**REQUIRED TASK**
Show each line that has the string "Registrations" in it.

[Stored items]
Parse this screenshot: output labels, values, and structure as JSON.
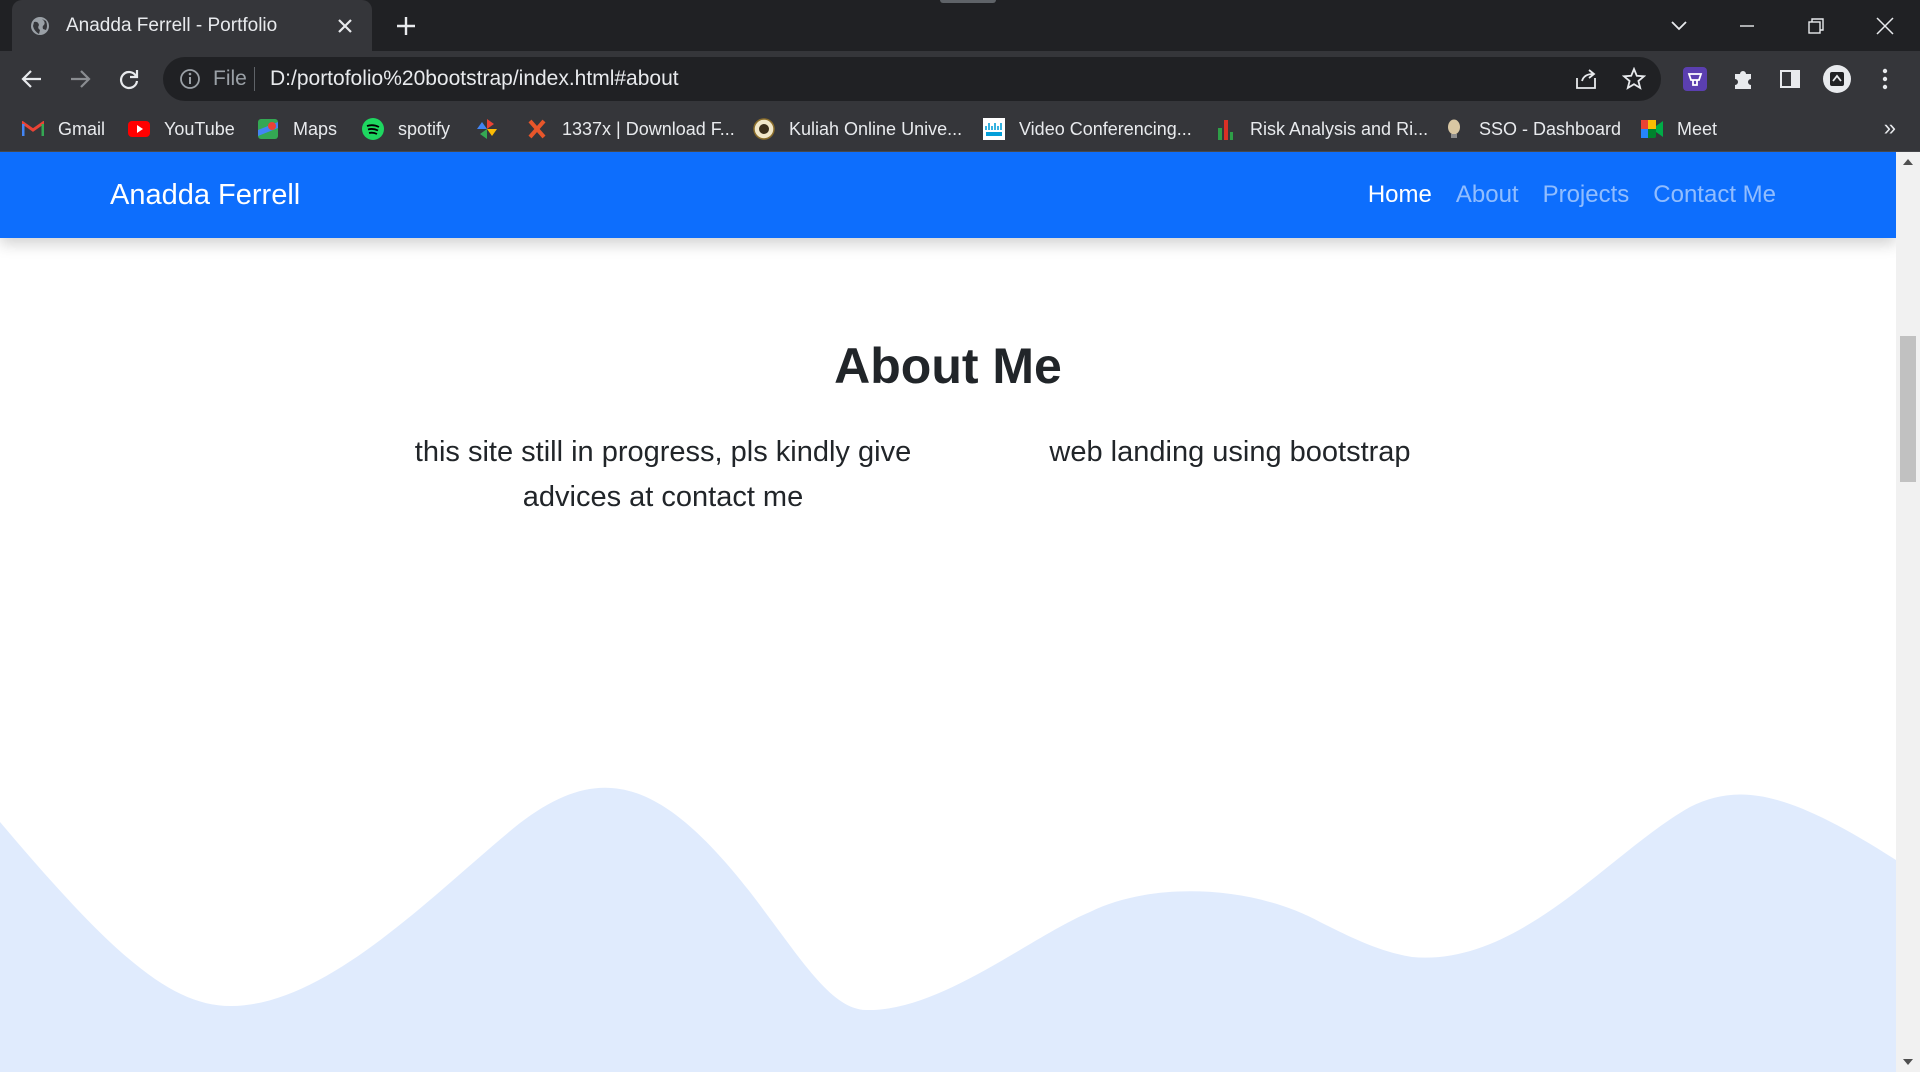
{
  "browser": {
    "tab": {
      "title": "Anadda Ferrell - Portfolio"
    },
    "omnibox": {
      "scheme": "File",
      "url": "D:/portofolio%20bootstrap/index.html#about"
    },
    "bookmarks": [
      {
        "label": "Gmail",
        "icon": "gmail-icon"
      },
      {
        "label": "YouTube",
        "icon": "youtube-icon"
      },
      {
        "label": "Maps",
        "icon": "maps-icon"
      },
      {
        "label": "spotify",
        "icon": "spotify-icon"
      },
      {
        "label": "",
        "icon": "pinwheel-icon"
      },
      {
        "label": "1337x | Download F...",
        "icon": "1337x-icon"
      },
      {
        "label": "Kuliah Online Unive...",
        "icon": "university-seal-icon"
      },
      {
        "label": "Video Conferencing...",
        "icon": "cisco-icon"
      },
      {
        "label": "Risk Analysis and Ri...",
        "icon": "chart-bars-icon"
      },
      {
        "label": "SSO - Dashboard",
        "icon": "bulb-icon"
      },
      {
        "label": "Meet",
        "icon": "meet-icon"
      }
    ],
    "more": "»"
  },
  "site": {
    "brand": "Anadda Ferrell",
    "nav": [
      {
        "label": "Home",
        "active": true
      },
      {
        "label": "About",
        "active": false
      },
      {
        "label": "Projects",
        "active": false
      },
      {
        "label": "Contact Me",
        "active": false
      }
    ],
    "about": {
      "title": "About Me",
      "left_text": "this site still in progress, pls kindly give advices at contact me",
      "right_text": "web landing using bootstrap"
    }
  },
  "colors": {
    "chrome_dark": "#202124",
    "chrome_toolbar": "#35363a",
    "navbar": "#0d6efd",
    "wave": "#e0ebfd",
    "text": "#212529"
  }
}
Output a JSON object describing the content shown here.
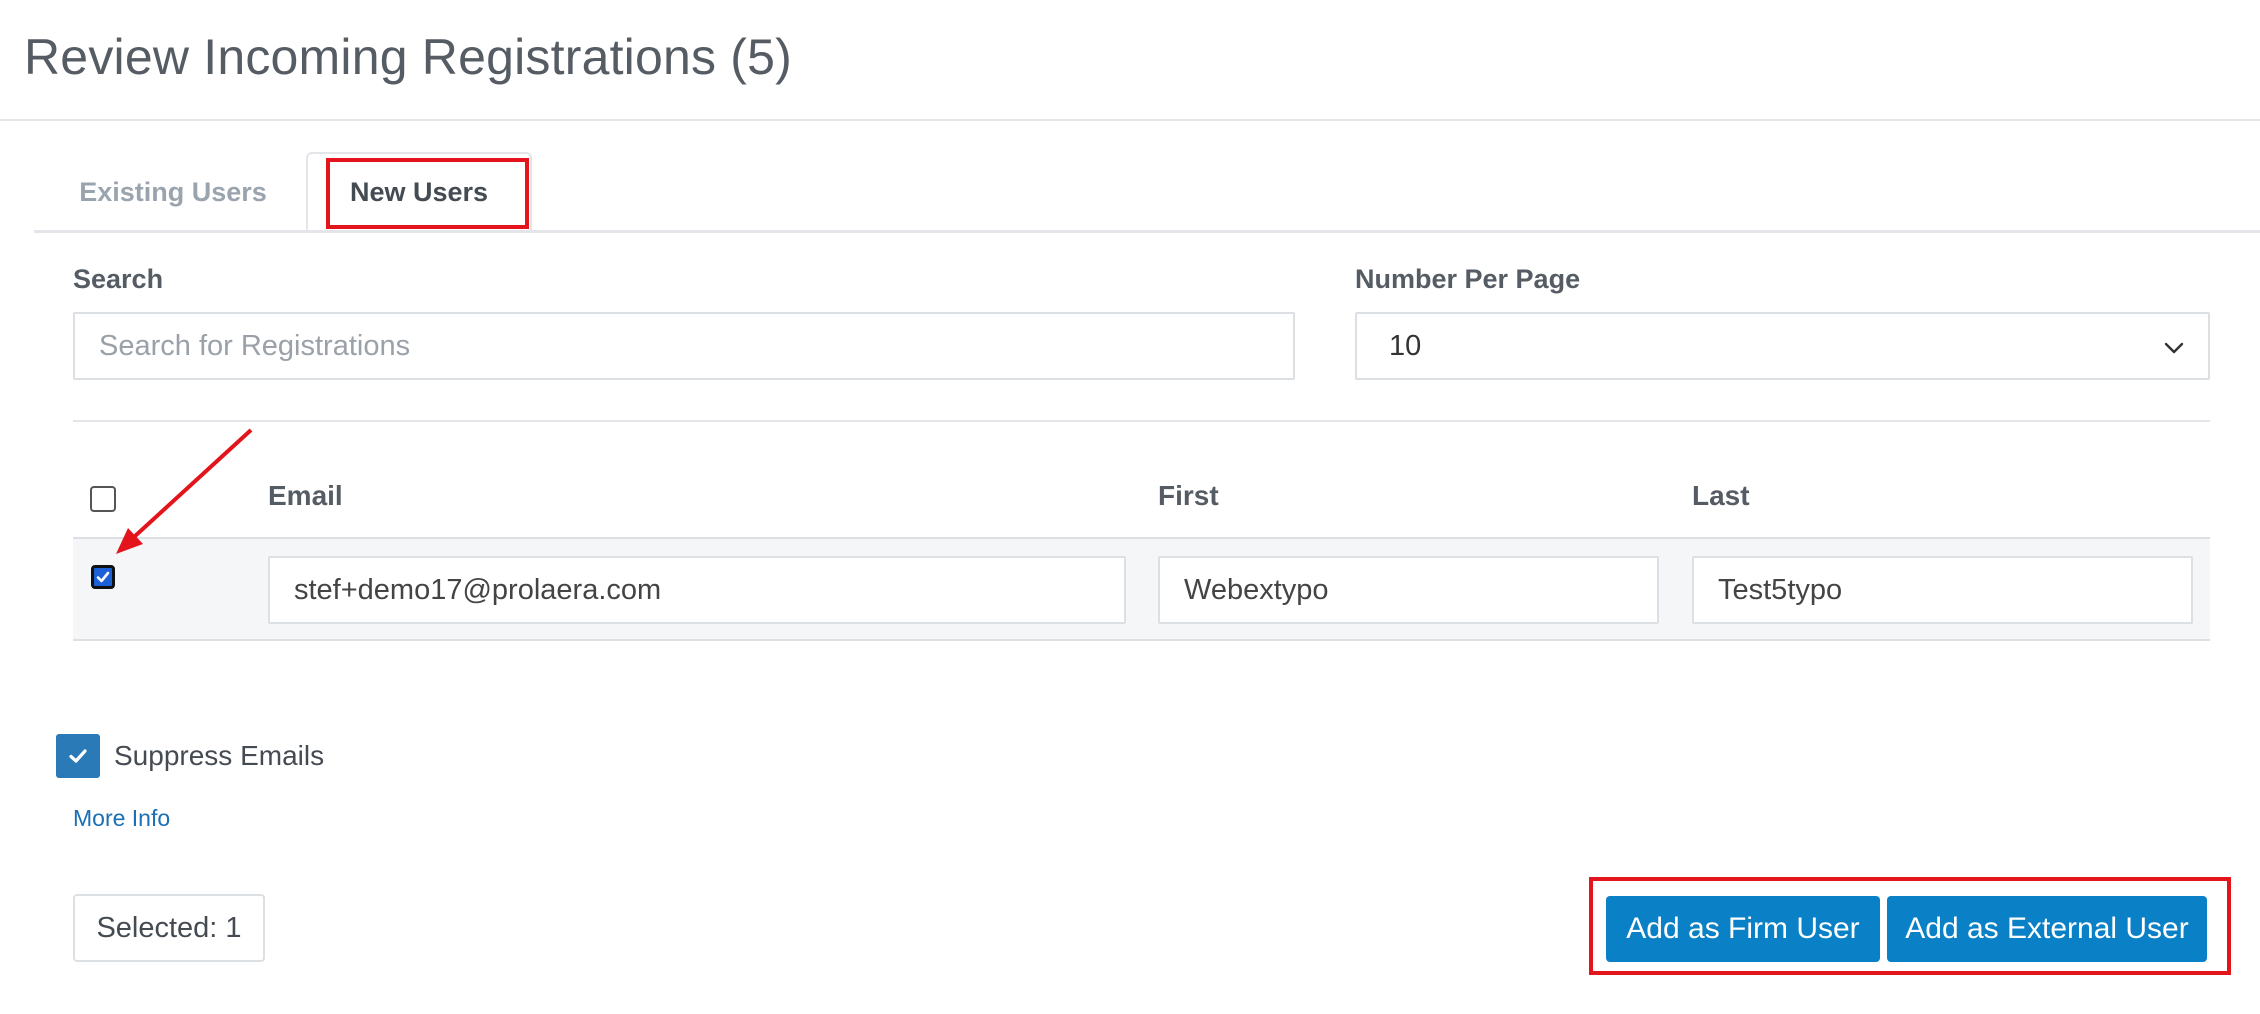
{
  "page": {
    "title": "Review Incoming Registrations (5)"
  },
  "tabs": [
    {
      "label": "Existing Users",
      "active": false
    },
    {
      "label": "New Users",
      "active": true
    }
  ],
  "search": {
    "label": "Search",
    "placeholder": "Search for Registrations",
    "value": ""
  },
  "per_page": {
    "label": "Number Per Page",
    "value": "10"
  },
  "table": {
    "columns": [
      "Email",
      "First",
      "Last"
    ],
    "rows": [
      {
        "selected": true,
        "email": "stef+demo17@prolaera.com",
        "first": "Webextypo",
        "last": "Test5typo"
      }
    ]
  },
  "suppress_emails": {
    "label": "Suppress Emails",
    "checked": true
  },
  "more_info": {
    "label": "More Info"
  },
  "selected_count": {
    "text": "Selected: 1"
  },
  "actions": {
    "add_firm_user": "Add as Firm User",
    "add_external_user": "Add as External User"
  },
  "colors": {
    "primary_button": "#0a80c7",
    "highlight": "#e3141b",
    "link": "#1a6fb5"
  }
}
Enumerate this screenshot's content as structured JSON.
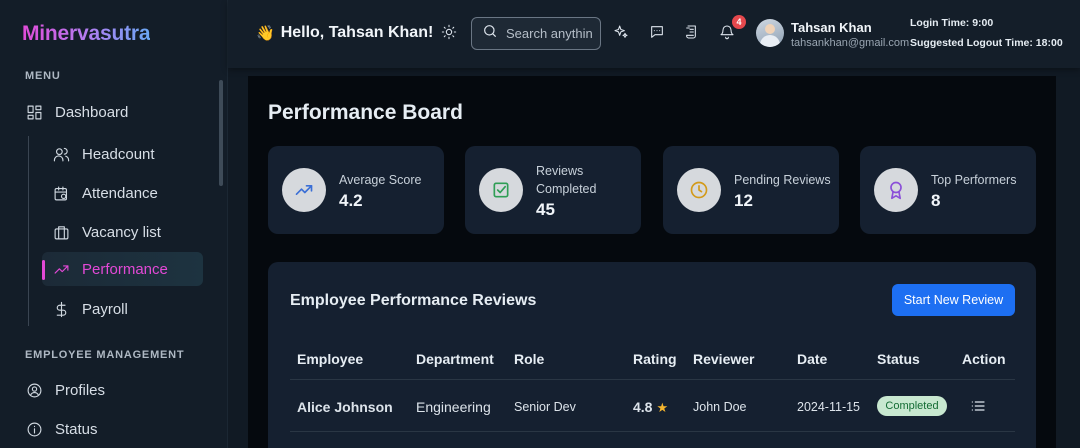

**REPLY**
    "title": "Review Incoming Registrations (5)"
    "placeholder": "Search for Registrations",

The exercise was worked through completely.